Render every line of the data below as a JSON list of strings, one string for each line, and omit blank lines.
* begin *
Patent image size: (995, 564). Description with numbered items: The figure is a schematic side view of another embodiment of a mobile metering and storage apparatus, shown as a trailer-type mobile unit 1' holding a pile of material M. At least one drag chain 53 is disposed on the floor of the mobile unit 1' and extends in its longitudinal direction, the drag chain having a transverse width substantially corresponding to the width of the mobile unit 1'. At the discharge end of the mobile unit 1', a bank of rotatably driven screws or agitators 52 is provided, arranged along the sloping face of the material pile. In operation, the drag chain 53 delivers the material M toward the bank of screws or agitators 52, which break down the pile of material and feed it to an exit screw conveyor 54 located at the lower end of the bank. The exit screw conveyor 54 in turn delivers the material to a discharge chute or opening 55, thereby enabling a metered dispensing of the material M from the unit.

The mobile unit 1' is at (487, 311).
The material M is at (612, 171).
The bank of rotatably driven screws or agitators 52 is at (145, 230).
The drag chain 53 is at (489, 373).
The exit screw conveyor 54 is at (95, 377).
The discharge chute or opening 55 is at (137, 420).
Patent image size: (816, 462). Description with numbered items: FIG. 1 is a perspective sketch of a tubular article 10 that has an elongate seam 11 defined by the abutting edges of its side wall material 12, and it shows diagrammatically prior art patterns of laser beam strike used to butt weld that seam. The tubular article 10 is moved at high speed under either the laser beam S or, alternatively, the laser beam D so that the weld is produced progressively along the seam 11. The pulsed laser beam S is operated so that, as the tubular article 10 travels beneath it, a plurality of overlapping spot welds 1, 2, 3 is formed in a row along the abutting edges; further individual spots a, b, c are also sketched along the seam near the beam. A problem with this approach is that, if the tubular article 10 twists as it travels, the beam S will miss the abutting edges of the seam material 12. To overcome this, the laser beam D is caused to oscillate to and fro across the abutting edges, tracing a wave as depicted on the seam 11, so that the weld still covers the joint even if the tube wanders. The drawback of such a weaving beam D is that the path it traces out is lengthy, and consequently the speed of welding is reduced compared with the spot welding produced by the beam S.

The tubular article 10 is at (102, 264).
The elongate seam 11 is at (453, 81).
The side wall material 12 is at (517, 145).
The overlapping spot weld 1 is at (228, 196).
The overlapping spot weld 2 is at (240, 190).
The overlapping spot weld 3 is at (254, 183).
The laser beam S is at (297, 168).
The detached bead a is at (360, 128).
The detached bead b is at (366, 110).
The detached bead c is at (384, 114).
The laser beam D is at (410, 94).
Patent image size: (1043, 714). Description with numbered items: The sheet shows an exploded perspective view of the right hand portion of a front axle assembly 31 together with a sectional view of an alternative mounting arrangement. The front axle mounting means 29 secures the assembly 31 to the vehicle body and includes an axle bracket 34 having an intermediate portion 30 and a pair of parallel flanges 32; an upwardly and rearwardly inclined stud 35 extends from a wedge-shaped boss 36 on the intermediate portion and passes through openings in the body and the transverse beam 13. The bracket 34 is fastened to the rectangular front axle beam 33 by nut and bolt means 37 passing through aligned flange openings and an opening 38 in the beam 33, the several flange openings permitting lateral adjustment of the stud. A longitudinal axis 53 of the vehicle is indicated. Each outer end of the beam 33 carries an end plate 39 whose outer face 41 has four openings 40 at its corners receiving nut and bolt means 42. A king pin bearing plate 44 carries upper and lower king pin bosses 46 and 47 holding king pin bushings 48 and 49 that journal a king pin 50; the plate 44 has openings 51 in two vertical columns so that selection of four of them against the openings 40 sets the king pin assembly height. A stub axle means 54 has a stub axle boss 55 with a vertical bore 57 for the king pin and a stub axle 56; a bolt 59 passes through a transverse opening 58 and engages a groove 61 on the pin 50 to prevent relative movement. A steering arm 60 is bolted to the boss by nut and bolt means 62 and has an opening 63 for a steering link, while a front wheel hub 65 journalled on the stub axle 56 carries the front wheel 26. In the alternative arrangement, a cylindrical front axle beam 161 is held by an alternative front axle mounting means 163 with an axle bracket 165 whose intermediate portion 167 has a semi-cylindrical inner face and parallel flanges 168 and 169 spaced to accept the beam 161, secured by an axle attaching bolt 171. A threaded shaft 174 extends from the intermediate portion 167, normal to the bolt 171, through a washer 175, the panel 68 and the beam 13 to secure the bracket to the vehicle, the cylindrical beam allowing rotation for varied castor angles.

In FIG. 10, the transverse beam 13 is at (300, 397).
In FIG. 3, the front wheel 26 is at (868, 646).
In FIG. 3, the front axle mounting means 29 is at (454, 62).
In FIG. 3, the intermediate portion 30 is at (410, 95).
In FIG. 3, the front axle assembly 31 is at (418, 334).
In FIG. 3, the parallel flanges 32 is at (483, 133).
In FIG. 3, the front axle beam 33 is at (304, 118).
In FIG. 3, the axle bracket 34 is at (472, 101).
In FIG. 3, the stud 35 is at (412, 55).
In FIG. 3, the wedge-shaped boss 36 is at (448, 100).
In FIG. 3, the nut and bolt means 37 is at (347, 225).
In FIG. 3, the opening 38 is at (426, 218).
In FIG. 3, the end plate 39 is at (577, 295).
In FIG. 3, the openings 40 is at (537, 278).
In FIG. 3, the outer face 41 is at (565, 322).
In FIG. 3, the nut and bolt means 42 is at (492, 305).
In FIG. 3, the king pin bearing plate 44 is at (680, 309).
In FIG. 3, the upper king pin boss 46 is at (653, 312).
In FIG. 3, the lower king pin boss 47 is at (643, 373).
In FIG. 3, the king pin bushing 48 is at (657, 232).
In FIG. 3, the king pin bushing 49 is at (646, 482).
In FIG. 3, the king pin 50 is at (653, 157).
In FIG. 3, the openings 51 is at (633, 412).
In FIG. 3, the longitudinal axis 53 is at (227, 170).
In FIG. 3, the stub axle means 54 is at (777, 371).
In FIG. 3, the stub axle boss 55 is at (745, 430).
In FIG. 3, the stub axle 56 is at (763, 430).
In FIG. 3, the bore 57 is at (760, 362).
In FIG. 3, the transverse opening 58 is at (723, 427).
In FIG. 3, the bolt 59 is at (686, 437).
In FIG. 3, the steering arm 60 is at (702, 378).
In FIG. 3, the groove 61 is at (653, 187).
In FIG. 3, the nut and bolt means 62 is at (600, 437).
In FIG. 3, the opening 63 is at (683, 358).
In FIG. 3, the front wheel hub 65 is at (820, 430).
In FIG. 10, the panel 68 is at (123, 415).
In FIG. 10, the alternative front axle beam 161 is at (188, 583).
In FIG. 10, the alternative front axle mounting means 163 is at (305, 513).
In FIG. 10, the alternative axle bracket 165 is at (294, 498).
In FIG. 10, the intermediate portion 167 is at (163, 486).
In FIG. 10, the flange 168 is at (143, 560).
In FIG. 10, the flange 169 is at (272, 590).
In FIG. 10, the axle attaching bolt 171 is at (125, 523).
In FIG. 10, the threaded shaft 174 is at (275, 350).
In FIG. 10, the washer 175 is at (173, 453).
* end *
(Response)
[
  "Patent image size: (995, 564). Description with numbered items: The figure is a schematic side view of another embodiment of a mobile metering and storage apparatus, shown as a trailer-type mobile unit 1' holding a pile of material M. At least one drag chain 53 is disposed on the floor of the mobile unit 1' and extends in its longitudinal direction, the drag chain having a transverse width substantially corresponding to the width of the mobile unit 1'. At the discharge end of the mobile unit 1', a bank of rotatably driven screws or agitators 52 is provided, arranged along the sloping face of the material pile. In operation, the drag chain 53 delivers the material M toward the bank of screws or agitators 52, which break down the pile of material and feed it to an exit screw conveyor 54 located at the lower end of the bank. The exit screw conveyor 54 in turn delivers the material to a discharge chute or opening 55, thereby enabling a metered dispensing of the material M from the unit.",
  "The mobile unit 1' is at (487, 311).",
  "The material M is at (612, 171).",
  "The bank of rotatably driven screws or agitators 52 is at (145, 230).",
  "The drag chain 53 is at (489, 373).",
  "The exit screw conveyor 54 is at (95, 377).",
  "The discharge chute or opening 55 is at (137, 420).",
  "Patent image size: (816, 462). Description with numbered items: FIG. 1 is a perspective sketch of a tubular article 10 that has an elongate seam 11 defined by the abutting edges of its side wall material 12, and it shows diagrammatically prior art patterns of laser beam strike used to butt weld that seam. The tubular article 10 is moved at high speed under either the laser beam S or, alternatively, the laser beam D so that the weld is produced progressively along the seam 11. The pulsed laser beam S is operated so that, as the tubular article 10 travels beneath it, a plurality of overlapping spot welds 1, 2, 3 is formed in a row along the abutting edges; further individual spots a, b, c are also sketched along the seam near the beam. A problem with this approach is that, if the tubular article 10 twists as it travels, the beam S will miss the abutting edges of the seam material 12. To overcome this, the laser beam D is caused to oscillate to and fro across the abutting edges, tracing a wave as depicted on the seam 11, so that the weld still covers the joint even if the tube wanders. The drawback of such a weaving beam D is that the path it traces out is lengthy, and consequently the speed of welding is reduced compared with the spot welding produced by the beam S.",
  "The tubular article 10 is at (102, 264).",
  "The elongate seam 11 is at (453, 81).",
  "The side wall material 12 is at (517, 145).",
  "The overlapping spot weld 1 is at (228, 196).",
  "The overlapping spot weld 2 is at (240, 190).",
  "The overlapping spot weld 3 is at (254, 183).",
  "The laser beam S is at (297, 168).",
  "The detached bead a is at (360, 128).",
  "The detached bead b is at (366, 110).",
  "The detached bead c is at (384, 114).",
  "The laser beam D is at (410, 94).",
  "Patent image size: (1043, 714). Description with numbered items: The sheet shows an exploded perspective view of the right hand portion of a front axle assembly 31 together with a sectional view of an alternative mounting arrangement. The front axle mounting means 29 secures the assembly 31 to the vehicle body and includes an axle bracket 34 having an intermediate portion 30 and a pair of parallel flanges 32; an upwardly and rearwardly inclined stud 35 extends from a wedge-shaped boss 36 on the intermediate portion and passes through openings in the body and the transverse beam 13. The bracket 34 is fastened to the rectangular front axle beam 33 by nut and bolt means 37 passing through aligned flange openings and an opening 38 in the beam 33, the several flange openings permitting lateral adjustment of the stud. A longitudinal axis 53 of the vehicle is indicated. Each outer end of the beam 33 carries an end plate 39 whose outer face 41 has four openings 40 at its corners receiving nut and bolt means 42. A king pin bearing plate 44 carries upper and lower king pin bosses 46 and 47 holding king pin bushings 48 and 49 that journal a king pin 50; the plate 44 has openings 51 in two vertical columns so that selection of four of them against the openings 40 sets the king pin assembly height. A stub axle means 54 has a stub axle boss 55 with a vertical bore 57 for the king pin and a stub axle 56; a bolt 59 passes through a transverse opening 58 and engages a groove 61 on the pin 50 to prevent relative movement. A steering arm 60 is bolted to the boss by nut and bolt means 62 and has an opening 63 for a steering link, while a front wheel hub 65 journalled on the stub axle 56 carries the front wheel 26. In the alternative arrangement, a cylindrical front axle beam 161 is held by an alternative front axle mounting means 163 with an axle bracket 165 whose intermediate portion 167 has a semi-cylindrical inner face and parallel flanges 168 and 169 spaced to accept the beam 161, secured by an axle attaching bolt 171. A threaded shaft 174 extends from the intermediate portion 167, normal to the bolt 171, through a washer 175, the panel 68 and the beam 13 to secure the bracket to the vehicle, the cylindrical beam allowing rotation for varied castor angles.",
  "In FIG. 10, the transverse beam 13 is at (300, 397).",
  "In FIG. 3, the front wheel 26 is at (868, 646).",
  "In FIG. 3, the front axle mounting means 29 is at (454, 62).",
  "In FIG. 3, the intermediate portion 30 is at (410, 95).",
  "In FIG. 3, the front axle assembly 31 is at (418, 334).",
  "In FIG. 3, the parallel flanges 32 is at (483, 133).",
  "In FIG. 3, the front axle beam 33 is at (304, 118).",
  "In FIG. 3, the axle bracket 34 is at (472, 101).",
  "In FIG. 3, the stud 35 is at (412, 55).",
  "In FIG. 3, the wedge-shaped boss 36 is at (448, 100).",
  "In FIG. 3, the nut and bolt means 37 is at (347, 225).",
  "In FIG. 3, the opening 38 is at (426, 218).",
  "In FIG. 3, the end plate 39 is at (577, 295).",
  "In FIG. 3, the openings 40 is at (537, 278).",
  "In FIG. 3, the outer face 41 is at (565, 322).",
  "In FIG. 3, the nut and bolt means 42 is at (492, 305).",
  "In FIG. 3, the king pin bearing plate 44 is at (680, 309).",
  "In FIG. 3, the upper king pin boss 46 is at (653, 312).",
  "In FIG. 3, the lower king pin boss 47 is at (643, 373).",
  "In FIG. 3, the king pin bushing 48 is at (657, 232).",
  "In FIG. 3, the king pin bushing 49 is at (646, 482).",
  "In FIG. 3, the king pin 50 is at (653, 157).",
  "In FIG. 3, the openings 51 is at (633, 412).",
  "In FIG. 3, the longitudinal axis 53 is at (227, 170).",
  "In FIG. 3, the stub axle means 54 is at (777, 371).",
  "In FIG. 3, the stub axle boss 55 is at (745, 430).",
  "In FIG. 3, the stub axle 56 is at (763, 430).",
  "In FIG. 3, the bore 57 is at (760, 362).",
  "In FIG. 3, the transverse opening 58 is at (723, 427).",
  "In FIG. 3, the bolt 59 is at (686, 437).",
  "In FIG. 3, the steering arm 60 is at (702, 378).",
  "In FIG. 3, the groove 61 is at (653, 187).",
  "In FIG. 3, the nut and bolt means 62 is at (600, 437).",
  "In FIG. 3, the opening 63 is at (683, 358).",
  "In FIG. 3, the front wheel hub 65 is at (820, 430).",
  "In FIG. 10, the panel 68 is at (123, 415).",
  "In FIG. 10, the alternative front axle beam 161 is at (188, 583).",
  "In FIG. 10, the alternative front axle mounting means 163 is at (305, 513).",
  "In FIG. 10, the alternative axle bracket 165 is at (294, 498).",
  "In FIG. 10, the intermediate portion 167 is at (163, 486).",
  "In FIG. 10, the flange 168 is at (143, 560).",
  "In FIG. 10, the flange 169 is at (272, 590).",
  "In FIG. 10, the axle attaching bolt 171 is at (125, 523).",
  "In FIG. 10, the threaded shaft 174 is at (275, 350).",
  "In FIG. 10, the washer 175 is at (173, 453)."
]